• [Description of the task]: Wherever the string "takipçin" occurs in a line of these records, report that line.

------------------------------

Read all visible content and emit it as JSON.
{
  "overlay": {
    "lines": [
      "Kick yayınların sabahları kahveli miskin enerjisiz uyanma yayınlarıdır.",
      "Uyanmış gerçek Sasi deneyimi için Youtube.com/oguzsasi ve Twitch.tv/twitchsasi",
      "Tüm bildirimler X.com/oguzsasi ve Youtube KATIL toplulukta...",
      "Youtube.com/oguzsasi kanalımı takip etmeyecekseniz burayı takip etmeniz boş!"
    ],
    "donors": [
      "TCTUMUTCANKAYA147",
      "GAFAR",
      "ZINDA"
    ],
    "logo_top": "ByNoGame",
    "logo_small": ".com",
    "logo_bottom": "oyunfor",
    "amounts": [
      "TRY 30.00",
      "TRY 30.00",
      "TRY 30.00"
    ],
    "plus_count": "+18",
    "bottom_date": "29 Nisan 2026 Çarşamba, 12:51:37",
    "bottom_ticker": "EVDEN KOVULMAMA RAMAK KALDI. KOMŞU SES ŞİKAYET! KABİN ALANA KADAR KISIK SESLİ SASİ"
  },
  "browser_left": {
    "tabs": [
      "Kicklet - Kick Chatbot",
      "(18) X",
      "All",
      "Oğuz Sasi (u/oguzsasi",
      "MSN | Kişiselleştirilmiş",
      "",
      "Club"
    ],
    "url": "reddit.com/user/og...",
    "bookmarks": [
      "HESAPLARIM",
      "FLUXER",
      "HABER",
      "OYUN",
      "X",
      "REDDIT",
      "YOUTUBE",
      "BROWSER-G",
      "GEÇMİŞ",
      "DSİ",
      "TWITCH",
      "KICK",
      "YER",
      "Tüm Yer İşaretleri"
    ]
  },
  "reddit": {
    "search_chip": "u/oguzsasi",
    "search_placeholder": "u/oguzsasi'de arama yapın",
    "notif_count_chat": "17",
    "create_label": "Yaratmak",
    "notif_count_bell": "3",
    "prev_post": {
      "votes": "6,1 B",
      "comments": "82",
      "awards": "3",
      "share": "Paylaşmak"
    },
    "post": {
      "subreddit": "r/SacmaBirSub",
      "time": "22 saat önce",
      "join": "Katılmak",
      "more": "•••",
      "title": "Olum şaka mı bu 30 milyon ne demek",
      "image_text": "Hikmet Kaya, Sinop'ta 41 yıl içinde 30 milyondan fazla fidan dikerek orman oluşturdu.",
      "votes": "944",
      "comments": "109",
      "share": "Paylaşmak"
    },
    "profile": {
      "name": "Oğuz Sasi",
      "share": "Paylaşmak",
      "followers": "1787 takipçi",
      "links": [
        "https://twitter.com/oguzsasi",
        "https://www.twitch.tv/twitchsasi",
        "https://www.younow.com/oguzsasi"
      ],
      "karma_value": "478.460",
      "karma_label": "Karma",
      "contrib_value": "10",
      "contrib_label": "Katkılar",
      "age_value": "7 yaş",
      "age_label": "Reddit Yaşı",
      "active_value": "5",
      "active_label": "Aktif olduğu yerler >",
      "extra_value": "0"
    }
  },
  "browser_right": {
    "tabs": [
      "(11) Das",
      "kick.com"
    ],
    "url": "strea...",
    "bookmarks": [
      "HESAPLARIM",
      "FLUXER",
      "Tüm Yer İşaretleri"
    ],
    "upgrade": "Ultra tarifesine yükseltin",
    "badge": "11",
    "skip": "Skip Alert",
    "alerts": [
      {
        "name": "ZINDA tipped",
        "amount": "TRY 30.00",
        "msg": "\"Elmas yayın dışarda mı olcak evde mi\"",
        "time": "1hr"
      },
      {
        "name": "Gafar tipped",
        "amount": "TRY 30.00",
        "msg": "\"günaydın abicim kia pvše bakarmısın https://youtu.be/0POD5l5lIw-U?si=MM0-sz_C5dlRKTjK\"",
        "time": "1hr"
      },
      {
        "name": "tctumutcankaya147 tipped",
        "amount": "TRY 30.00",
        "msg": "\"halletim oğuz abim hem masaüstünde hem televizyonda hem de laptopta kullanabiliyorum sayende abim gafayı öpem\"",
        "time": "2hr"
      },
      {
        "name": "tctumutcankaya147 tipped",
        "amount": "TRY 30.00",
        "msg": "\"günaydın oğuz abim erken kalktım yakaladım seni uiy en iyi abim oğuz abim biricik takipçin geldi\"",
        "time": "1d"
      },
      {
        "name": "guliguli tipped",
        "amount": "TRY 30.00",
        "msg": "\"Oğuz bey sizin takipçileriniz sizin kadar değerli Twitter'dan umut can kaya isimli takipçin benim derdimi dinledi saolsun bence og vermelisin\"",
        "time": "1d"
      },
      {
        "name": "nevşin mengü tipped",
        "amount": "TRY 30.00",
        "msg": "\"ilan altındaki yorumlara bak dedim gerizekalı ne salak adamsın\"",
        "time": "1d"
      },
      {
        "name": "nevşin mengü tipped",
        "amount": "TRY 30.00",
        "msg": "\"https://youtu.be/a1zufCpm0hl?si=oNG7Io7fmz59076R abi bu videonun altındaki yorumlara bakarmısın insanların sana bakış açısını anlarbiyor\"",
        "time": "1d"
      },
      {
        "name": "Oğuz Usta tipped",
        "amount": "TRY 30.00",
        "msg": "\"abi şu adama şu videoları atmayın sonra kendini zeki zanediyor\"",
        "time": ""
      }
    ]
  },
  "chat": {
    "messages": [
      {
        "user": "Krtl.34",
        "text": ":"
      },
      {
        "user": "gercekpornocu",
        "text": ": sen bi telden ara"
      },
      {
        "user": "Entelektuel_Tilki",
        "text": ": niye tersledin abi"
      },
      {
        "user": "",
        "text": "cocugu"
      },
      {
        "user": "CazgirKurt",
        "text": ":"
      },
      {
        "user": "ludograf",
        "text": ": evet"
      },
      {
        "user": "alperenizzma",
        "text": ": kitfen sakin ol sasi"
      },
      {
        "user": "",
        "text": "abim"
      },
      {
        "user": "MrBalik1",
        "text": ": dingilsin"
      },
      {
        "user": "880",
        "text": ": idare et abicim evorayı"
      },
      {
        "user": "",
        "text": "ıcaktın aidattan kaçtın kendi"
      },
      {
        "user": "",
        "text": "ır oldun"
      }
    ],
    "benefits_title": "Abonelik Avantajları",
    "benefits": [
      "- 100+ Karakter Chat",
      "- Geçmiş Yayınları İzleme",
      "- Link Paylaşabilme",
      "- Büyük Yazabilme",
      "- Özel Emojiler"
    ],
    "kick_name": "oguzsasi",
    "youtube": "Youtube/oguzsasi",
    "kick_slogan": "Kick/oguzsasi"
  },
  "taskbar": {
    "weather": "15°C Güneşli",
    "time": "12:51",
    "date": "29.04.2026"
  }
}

------------------------------

• [Answer to this problem]:
        "msg": "\"günaydın oğuz abim erken kalktım yakaladım seni uiy en iyi abim oğuz abim biricik takipçin geldi\"",
        "msg": "\"Oğuz bey sizin takipçileriniz sizin kadar değerli Twitter'dan umut can kaya isimli takipçin benim derdimi dinledi saolsun bence og vermelisin\"",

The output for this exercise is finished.